Tasks and exercises -
a) Summarize the blog post on Shaken Baby Syndrome in two sentences.
b) Return the passage of the Shaken Baby Syndrome post starting at "CrimProf Blog" and ending at "fatal brain injury.", copied word for word.

Exercise text -
CrimProf Blog

Editor: Kevin Cole
Univ. of San Diego School of Law

Thursday, February 1, 2018

Inwinkelried on Shaken Baby Syndrome, Battles of Experts, and Sufficiency of Evidence

This article addresses the ongoing dispute over the validity of Shaken Baby Syndrome (SBS). The proponents of SBS assert that even without an impact, the violent shaking of an infant by an adult can cause fatal brain injuries. The proponents rely on tens of case reports in which the infant died of brain injury and the evidence tended to show shaking but no striking. Many pathologists and pediatricians accept this theory. However, some biomechanical experts reject the theory. Their experiments indicate that without impact trauma, manual shaking of an infant cannot generate enough force to cause fatal brain injury. 

Although both sides of the dispute can point to empirical support, each side’s position is subject to doubt. In the case of the proponent’s theory, there are concerns about the accuracy of the case reports. A loving parent could easily repress the memory of an impact during the incident leading to his or her infant’s death, and a caregiver who had acted in bad faith would obviously have a motive to suppress the detail of the impact. In the case of the opponent’s theory, although the experiments can determine the force level generated by manual shaking, little is known about the brain injury threshold for infants. Medical ethics obviously preclude subjecting infants to the experiments that would be needed to validate an injury threshold.

Many courts admit both expert testimony about the SBS theory and testimony criticizing the theory. It is understandable that the testimony on both sides has been ruled admissible. In its celebrated 1993 Daubert decision on expert testimony, the Supreme Court commented that even admissible testimony might be “shaky.” The Advisory Committee Note accompanying the 2000 amendment to Federal Rule of Evidence 702 expressly states that sometimes testimony about “competing theories” will prove to be admissible under Daubert. 

Although many articles have been written about the admissibility of SBS and its critiques, to date no article has addressed the question of the legal sufficiency of SBS testimony. The question is certainly now timely; in a trilogy of decisions dated 2007, 2010, and 2011, the Supreme Court reversed the Ninth Circuit which had thrice ruled the evidence in an SBS case legally insufficient to sustain a conviction. The question not only concerns SBS; it also raises the broader question of the scope of the Supreme Court’s landmark 1979 legal sufficiency decision, Jackson v. Virginia. Some courts have read Jackson narrowly as contemplating that the judge conducting the sufficiency analysis will consider only the prosecution testimony. This article argues that Jackson mandates that the judge consider the defense testimony in the record as well as the prosecution evidence. In addition, the article contends that by restricting the judge’s inquiry to the contents of learned treatises admissible under Federal Rule of Evidence 803(18), an expanded Jackson analysis can be conducted without usurping the jury’s constitutional rule under the Sixth Amendment. Finally, the article applies this mode of analysis to the SBS controversy and concludes that given the current state of the empirical record, standing alone SBS testimony is legally insufficient to prove causation.

Excerpted data -

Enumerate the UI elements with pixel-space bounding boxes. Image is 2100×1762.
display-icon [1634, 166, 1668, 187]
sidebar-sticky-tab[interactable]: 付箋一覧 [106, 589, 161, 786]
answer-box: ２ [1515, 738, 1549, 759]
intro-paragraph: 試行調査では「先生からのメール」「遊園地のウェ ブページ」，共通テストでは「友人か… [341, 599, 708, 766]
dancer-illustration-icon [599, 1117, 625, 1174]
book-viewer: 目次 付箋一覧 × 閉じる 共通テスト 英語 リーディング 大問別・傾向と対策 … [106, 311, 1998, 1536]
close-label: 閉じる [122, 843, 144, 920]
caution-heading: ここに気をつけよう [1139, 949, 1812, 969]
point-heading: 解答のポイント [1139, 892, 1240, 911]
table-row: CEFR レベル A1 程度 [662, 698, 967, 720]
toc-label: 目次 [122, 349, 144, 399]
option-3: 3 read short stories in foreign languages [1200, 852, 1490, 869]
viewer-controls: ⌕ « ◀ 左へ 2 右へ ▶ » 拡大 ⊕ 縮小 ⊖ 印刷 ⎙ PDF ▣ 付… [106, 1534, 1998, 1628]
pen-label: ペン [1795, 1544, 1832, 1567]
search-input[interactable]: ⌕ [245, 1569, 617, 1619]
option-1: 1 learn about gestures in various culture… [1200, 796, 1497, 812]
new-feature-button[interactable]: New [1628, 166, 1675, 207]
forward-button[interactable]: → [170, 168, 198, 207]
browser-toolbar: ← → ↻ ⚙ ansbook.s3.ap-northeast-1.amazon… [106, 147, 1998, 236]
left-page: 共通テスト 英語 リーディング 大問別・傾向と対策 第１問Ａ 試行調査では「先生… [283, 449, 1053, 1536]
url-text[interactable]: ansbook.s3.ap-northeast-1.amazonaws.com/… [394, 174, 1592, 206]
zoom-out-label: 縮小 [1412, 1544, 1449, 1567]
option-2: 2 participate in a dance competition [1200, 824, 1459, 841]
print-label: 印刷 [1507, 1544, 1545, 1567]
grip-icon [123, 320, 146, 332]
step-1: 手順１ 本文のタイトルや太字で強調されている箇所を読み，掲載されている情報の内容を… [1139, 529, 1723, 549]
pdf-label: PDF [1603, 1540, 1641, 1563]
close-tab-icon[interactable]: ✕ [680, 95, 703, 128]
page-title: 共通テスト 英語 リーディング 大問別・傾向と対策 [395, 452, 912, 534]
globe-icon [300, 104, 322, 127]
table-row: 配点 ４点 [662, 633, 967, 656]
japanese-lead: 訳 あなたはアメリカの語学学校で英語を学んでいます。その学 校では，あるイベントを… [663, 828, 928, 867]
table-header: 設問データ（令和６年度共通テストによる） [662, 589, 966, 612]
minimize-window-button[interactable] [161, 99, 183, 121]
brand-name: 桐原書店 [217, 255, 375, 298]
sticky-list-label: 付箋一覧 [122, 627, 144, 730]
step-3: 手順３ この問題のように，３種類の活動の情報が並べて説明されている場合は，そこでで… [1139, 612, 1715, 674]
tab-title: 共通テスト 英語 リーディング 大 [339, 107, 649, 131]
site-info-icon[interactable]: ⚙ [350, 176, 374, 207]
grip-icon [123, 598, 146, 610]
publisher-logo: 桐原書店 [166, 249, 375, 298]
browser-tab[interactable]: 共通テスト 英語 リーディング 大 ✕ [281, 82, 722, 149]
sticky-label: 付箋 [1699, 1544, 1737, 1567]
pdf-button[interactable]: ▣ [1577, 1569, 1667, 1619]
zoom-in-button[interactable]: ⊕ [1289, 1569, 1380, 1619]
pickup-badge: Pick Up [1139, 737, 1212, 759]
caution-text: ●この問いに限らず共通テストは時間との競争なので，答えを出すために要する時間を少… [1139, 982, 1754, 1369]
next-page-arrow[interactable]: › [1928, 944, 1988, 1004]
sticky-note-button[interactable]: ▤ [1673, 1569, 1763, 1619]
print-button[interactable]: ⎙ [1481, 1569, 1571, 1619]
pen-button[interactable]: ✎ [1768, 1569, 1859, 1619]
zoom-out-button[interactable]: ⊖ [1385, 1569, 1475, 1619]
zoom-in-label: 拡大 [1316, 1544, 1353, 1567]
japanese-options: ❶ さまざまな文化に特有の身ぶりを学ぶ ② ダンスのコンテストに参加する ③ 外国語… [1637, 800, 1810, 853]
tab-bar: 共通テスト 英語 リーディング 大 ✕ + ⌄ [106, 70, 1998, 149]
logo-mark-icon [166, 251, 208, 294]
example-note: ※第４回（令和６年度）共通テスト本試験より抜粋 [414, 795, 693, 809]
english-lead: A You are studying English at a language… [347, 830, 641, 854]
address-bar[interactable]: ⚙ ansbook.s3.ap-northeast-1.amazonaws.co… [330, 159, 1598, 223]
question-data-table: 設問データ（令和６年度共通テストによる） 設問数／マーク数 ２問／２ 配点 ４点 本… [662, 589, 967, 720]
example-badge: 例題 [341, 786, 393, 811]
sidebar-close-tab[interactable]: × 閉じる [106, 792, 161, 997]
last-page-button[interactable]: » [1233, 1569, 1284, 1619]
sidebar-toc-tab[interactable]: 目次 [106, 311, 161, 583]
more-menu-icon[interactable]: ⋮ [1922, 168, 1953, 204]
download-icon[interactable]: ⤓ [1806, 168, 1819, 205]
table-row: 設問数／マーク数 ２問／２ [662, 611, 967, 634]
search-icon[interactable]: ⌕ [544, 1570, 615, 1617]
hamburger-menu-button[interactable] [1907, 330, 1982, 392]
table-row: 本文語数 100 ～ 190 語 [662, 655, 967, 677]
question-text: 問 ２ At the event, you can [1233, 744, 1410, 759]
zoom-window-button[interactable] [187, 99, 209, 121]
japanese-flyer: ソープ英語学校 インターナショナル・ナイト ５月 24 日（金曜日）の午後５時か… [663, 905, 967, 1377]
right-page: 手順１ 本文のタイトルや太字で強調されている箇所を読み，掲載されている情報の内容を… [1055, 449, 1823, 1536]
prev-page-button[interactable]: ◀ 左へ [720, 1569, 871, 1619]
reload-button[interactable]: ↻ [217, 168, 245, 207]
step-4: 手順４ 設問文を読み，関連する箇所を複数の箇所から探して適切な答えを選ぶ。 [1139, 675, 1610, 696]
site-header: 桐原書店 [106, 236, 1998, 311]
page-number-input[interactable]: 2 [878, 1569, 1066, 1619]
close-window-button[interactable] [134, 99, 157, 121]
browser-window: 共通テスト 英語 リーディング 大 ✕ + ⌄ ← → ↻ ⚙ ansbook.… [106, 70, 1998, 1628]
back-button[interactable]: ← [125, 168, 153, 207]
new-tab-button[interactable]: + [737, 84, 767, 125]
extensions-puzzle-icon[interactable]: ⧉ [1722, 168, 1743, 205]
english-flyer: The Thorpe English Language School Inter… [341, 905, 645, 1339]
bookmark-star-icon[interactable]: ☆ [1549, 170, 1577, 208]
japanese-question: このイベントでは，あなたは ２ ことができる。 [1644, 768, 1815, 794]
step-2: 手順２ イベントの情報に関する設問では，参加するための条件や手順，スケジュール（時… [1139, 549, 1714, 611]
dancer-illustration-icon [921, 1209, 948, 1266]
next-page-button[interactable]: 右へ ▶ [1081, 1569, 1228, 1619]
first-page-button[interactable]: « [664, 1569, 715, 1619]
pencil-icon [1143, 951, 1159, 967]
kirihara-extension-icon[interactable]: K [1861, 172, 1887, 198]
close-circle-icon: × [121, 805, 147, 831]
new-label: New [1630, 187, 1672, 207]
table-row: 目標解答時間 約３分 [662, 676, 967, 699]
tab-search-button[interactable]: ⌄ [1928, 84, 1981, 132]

Expected responses -
a) The article addresses the dispute over Shaken Baby Syndrome, whose proponents rely on case reports of shaking without impact while some biomechanical experts say shaking alone cannot generate enough force to cause fatal brain injury, and each side's position is subject to doubt. Noting that no article has yet addressed the legal sufficiency of SBS testimony, it argues that Jackson v. Virginia requires judges to consider defense testimony as well as prosecution evidence, and concludes that, on the current empirical record, SBS testimony standing alone is legally insufficient to prove causation.

b)
CrimProf Blog

Editor: Kevin Cole
Univ. of San Diego School of Law

Thursday, February 1, 2018

Inwinkelried on Shaken Baby Syndrome, Battles of Experts, and Sufficiency of Evidence

This article addresses the ongoing dispute over the validity of Shaken Baby Syndrome (SBS). The proponents of SBS assert that even without an impact, the violent shaking of an infant by an adult can cause fatal brain injuries. The proponents rely on tens of case reports in which the infant died of brain injury and the evidence tended to show shaking but no striking. Many pathologists and pediatricians accept this theory. However, some biomechanical experts reject the theory. Their experiments indicate that without impact trauma, manual shaking of an infant cannot generate enough force to cause fatal brain injury.